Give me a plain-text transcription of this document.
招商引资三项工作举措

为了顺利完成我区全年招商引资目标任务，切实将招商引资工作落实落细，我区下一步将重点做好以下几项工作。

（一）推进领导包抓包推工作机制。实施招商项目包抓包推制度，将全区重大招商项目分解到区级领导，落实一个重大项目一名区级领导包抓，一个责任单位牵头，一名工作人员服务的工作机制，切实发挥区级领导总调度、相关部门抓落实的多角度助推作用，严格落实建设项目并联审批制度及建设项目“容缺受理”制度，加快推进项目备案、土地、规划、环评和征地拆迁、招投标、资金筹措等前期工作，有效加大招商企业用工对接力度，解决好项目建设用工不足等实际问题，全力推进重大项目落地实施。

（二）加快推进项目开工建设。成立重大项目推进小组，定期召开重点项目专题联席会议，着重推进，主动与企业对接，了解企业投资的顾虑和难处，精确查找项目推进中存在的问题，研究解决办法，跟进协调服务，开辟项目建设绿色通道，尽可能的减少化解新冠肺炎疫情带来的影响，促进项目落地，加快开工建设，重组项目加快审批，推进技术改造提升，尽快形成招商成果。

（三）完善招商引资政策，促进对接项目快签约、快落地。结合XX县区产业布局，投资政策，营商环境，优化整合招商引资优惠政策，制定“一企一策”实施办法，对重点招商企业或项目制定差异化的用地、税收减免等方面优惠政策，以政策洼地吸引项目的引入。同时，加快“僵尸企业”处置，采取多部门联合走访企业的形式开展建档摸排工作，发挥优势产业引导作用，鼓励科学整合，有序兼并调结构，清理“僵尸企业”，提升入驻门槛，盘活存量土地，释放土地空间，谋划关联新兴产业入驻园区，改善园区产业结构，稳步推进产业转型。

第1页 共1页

▶ **Problem details**: Each line of the material above must be retyped precisely.

▶ **Answer to the problem**:
Give me a plain-text transcription of this document.
招商引资三项工作举措

为了顺利完成我区全年招商引资目标任务，切实将招商引资工作落实落细，我区下一步将重点做好以下几项工作。

（一）推进领导包抓包推工作机制。实施招商项目包抓包推制度，将全区重大招商项目分解到区级领导，落实一个重大项目一名区级领导包抓，一个责任单位牵头，一名工作人员服务的工作机制，切实发挥区级领导总调度、相关部门抓落实的多角度助推作用，严格落实建设项目并联审批制度及建设项目“容缺受理”制度，加快推进项目备案、土地、规划、环评和征地拆迁、招投标、资金筹措等前期工作，有效加大招商企业用工对接力度，解决好项目建设用工不足等实际问题，全力推进重大项目落地实施。

（二）加快推进项目开工建设。成立重大项目推进小组，定期召开重点项目专题联席会议，着重推进，主动与企业对接，了解企业投资的顾虑和难处，精确查找项目推进中存在的问题，研究解决办法，跟进协调服务，开辟项目建设绿色通道，尽可能的减少化解新冠肺炎疫情带来的影响，促进项目落地，加快开工建设，重组项目加快审批，推进技术改造提升，尽快形成招商成果。

（三）完善招商引资政策，促进对接项目快签约、快落地。结合XX县区产业布局，投资政策，营商环境，优化整合招商引资优惠政策，制定“一企一策”实施办法，对重点招商企业或项目制定差异化的用地、税收减免等方面优惠政策，以政策洼地吸引项目的引入。同时，加快“僵尸企业”处置，采取多部门联合走访企业的形式开展建档摸排工作，发挥优势产业引导作用，鼓励科学整合，有序兼并调结构，清理“僵尸企业”，提升入驻门槛，盘活存量土地，释放土地空间，谋划关联新兴产业入驻园区，改善园区产业结构，稳步推进产业转型。

第1页 共1页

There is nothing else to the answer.